- WHAT YOU HAVE TO DO: Which lines of the records contain the string "taskbar"? Return each of them in full, treating uppercase and lowercase as different.

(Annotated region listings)

####

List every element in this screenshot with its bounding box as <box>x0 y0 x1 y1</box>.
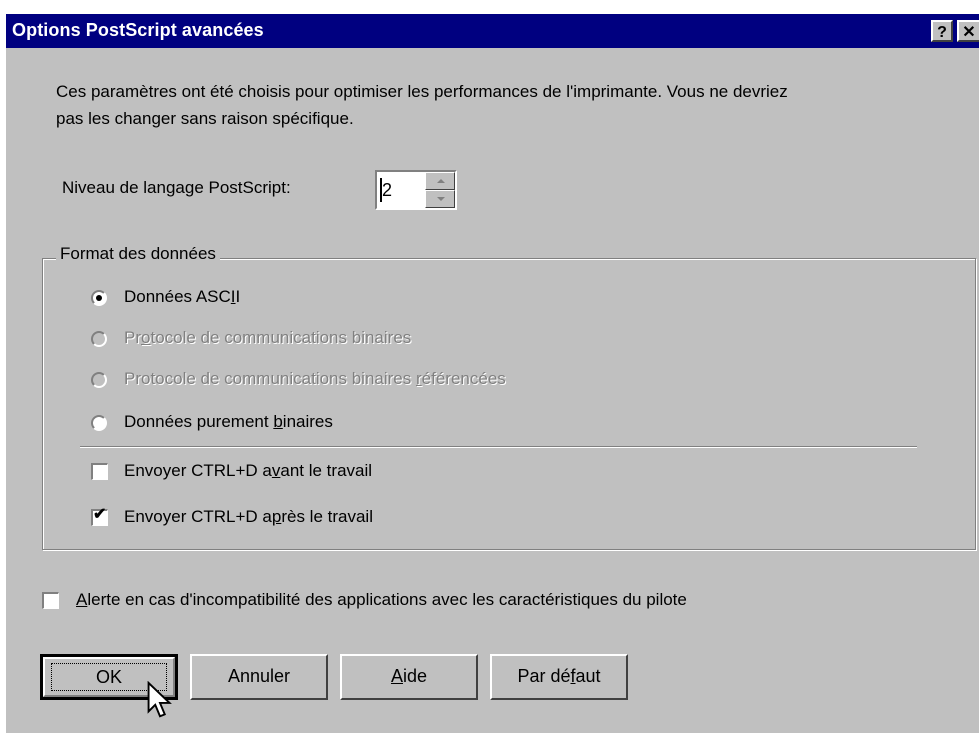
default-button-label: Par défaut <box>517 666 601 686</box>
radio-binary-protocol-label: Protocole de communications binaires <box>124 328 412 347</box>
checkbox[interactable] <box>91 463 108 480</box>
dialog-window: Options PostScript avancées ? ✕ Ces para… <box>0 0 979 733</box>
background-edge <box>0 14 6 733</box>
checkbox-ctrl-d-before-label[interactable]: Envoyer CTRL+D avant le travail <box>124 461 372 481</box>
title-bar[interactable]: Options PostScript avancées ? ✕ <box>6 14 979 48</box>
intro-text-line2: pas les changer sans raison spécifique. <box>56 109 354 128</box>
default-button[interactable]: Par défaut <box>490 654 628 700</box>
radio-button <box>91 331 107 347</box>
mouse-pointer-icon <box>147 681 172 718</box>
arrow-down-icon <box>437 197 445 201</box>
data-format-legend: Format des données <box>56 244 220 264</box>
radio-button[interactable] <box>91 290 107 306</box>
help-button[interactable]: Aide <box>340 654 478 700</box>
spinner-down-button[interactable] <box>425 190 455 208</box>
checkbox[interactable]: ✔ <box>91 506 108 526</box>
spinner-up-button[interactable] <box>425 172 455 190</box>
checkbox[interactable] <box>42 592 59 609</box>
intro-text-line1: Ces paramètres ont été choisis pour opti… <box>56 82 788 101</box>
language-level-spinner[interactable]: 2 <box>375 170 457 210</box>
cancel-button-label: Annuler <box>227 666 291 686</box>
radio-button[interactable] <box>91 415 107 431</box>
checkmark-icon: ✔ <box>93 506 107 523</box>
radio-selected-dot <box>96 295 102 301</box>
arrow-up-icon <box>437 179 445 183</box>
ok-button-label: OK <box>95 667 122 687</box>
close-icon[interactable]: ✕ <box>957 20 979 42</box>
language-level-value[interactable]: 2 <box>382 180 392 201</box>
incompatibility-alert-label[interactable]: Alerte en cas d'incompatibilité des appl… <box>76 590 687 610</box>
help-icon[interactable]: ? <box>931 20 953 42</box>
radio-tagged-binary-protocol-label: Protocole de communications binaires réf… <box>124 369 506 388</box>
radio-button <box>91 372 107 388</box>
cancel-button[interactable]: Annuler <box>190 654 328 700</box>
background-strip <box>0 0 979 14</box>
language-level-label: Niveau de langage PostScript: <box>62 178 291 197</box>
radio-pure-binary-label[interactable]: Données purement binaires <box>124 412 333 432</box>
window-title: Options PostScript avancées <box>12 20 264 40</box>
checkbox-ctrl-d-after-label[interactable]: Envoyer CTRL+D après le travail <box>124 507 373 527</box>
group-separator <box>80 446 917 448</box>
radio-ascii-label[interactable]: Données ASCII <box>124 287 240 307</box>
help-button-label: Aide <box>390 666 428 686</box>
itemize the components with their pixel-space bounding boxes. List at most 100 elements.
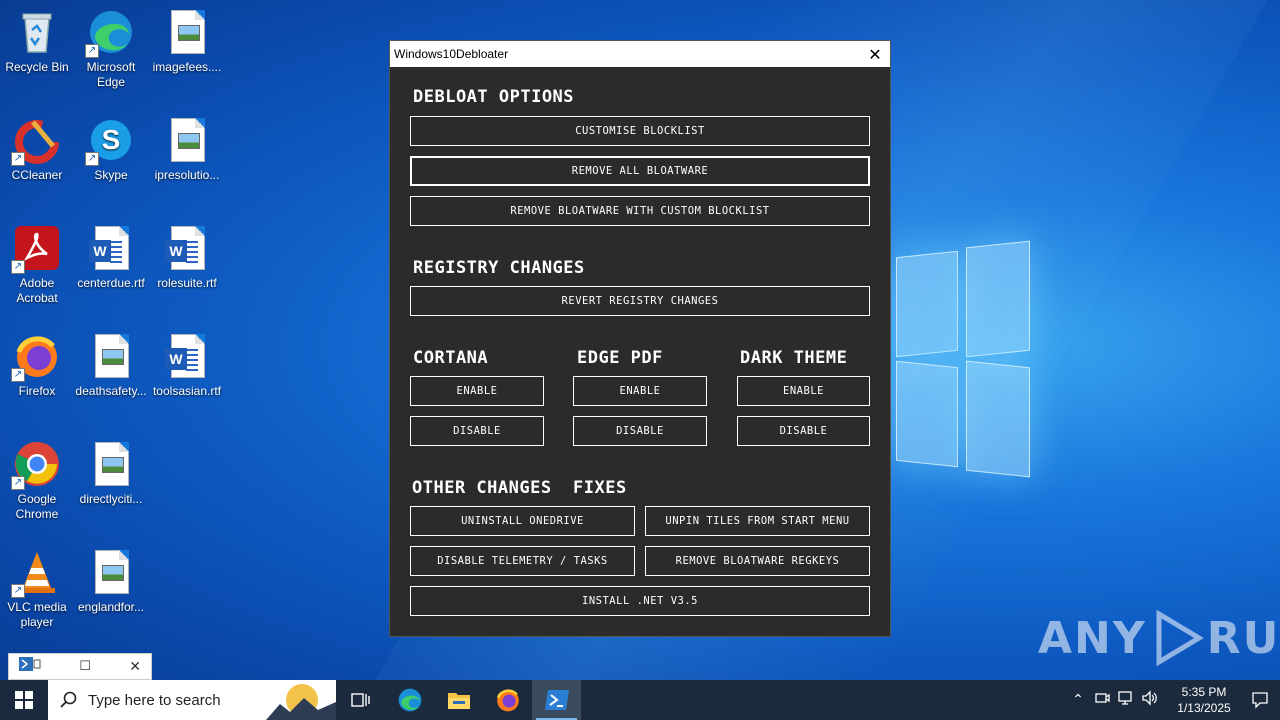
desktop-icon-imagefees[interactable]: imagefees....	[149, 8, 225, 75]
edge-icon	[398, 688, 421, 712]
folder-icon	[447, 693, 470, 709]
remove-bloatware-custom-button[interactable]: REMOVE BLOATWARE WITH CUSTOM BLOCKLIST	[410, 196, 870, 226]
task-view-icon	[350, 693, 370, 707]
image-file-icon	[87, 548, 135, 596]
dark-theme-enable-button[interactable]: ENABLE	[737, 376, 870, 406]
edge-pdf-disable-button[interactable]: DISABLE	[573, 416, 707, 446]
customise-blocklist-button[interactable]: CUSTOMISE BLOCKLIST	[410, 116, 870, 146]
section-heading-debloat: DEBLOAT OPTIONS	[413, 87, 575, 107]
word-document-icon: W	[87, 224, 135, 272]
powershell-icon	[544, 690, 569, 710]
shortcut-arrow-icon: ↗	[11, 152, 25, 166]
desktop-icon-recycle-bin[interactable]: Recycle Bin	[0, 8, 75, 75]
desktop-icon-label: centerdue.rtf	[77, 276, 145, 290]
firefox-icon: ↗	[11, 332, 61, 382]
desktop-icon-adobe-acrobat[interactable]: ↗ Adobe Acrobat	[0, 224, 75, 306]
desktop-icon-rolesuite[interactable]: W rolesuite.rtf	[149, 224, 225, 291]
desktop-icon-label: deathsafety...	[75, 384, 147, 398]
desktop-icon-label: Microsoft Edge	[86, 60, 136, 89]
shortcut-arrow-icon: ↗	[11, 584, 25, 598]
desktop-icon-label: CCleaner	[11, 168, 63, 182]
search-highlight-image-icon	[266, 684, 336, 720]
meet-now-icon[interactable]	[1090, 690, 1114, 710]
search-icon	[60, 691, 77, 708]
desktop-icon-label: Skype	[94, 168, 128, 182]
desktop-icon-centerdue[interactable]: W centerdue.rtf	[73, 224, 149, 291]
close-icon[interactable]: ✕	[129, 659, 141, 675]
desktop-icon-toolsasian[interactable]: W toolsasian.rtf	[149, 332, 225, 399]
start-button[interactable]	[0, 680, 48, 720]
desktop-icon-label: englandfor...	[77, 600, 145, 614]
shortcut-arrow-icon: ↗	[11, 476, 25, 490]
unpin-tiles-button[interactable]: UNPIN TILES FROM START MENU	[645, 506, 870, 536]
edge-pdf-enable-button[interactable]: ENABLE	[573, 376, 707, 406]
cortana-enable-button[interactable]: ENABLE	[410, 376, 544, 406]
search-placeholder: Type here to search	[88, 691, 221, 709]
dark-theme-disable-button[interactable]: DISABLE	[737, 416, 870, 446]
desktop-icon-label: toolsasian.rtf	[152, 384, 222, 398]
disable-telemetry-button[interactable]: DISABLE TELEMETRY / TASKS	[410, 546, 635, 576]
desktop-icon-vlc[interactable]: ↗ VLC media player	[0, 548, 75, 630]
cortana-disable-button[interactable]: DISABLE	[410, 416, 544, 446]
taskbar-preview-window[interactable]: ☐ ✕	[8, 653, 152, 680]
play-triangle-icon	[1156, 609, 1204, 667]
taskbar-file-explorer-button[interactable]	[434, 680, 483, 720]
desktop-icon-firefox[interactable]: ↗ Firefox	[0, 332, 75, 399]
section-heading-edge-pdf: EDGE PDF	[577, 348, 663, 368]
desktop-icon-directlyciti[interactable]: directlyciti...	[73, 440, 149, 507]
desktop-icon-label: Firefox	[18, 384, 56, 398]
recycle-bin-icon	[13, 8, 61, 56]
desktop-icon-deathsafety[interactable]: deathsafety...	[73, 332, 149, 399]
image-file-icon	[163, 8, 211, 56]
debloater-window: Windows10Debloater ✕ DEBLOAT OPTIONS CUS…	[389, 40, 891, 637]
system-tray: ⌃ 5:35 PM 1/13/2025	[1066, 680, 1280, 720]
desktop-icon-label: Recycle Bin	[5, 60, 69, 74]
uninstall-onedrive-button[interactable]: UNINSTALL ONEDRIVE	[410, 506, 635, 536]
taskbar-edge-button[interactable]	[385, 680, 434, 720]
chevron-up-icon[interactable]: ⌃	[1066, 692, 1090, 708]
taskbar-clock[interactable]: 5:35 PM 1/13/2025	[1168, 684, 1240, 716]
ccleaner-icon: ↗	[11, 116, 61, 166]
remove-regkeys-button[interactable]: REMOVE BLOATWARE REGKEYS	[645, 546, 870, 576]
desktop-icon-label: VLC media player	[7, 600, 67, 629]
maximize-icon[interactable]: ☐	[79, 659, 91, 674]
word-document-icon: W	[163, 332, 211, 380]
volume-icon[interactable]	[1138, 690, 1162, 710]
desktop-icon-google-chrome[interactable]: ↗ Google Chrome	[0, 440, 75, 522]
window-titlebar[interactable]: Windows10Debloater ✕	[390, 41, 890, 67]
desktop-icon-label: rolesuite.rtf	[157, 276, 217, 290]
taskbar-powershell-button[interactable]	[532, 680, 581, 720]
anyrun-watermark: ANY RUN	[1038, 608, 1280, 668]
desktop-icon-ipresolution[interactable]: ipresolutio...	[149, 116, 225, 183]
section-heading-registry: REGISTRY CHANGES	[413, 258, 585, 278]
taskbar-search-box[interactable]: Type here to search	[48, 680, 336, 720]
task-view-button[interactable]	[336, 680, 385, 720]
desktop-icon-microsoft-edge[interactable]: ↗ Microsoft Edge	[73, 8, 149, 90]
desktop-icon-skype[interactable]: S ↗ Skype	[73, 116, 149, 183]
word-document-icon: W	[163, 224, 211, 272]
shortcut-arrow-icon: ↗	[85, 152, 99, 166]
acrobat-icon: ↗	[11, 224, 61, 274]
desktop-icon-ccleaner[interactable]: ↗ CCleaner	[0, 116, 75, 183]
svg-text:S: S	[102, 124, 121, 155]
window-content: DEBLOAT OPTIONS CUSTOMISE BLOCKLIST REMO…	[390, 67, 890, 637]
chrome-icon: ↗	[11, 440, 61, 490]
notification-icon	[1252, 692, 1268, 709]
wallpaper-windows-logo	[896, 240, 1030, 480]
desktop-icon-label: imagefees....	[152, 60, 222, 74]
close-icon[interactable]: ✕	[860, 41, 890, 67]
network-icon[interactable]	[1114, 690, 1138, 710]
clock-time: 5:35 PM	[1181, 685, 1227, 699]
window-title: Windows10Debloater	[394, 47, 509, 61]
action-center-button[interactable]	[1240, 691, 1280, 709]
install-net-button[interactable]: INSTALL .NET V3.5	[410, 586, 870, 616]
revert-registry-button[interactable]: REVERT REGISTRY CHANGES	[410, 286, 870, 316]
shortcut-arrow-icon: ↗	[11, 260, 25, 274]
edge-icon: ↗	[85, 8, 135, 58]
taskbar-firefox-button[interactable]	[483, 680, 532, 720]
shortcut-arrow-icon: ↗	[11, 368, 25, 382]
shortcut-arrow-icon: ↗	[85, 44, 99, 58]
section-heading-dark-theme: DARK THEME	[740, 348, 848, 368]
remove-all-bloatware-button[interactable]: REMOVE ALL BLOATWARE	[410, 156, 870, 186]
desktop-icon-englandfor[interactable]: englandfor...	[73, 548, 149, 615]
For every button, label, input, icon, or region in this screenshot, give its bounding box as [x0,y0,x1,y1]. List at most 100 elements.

####

- WRITTEN ANSWER:
taskbar-preview-window[interactable]: ☐ ✕	[8, 653, 152, 680]
taskbar-file-explorer-button[interactable]	[434, 680, 483, 720]
taskbar-edge-button[interactable]	[385, 680, 434, 720]
taskbar-clock[interactable]: 5:35 PM 1/13/2025	[1168, 684, 1240, 716]
taskbar-powershell-button[interactable]	[532, 680, 581, 720]
taskbar-search-box[interactable]: Type here to search	[48, 680, 336, 720]
taskbar-firefox-button[interactable]	[483, 680, 532, 720]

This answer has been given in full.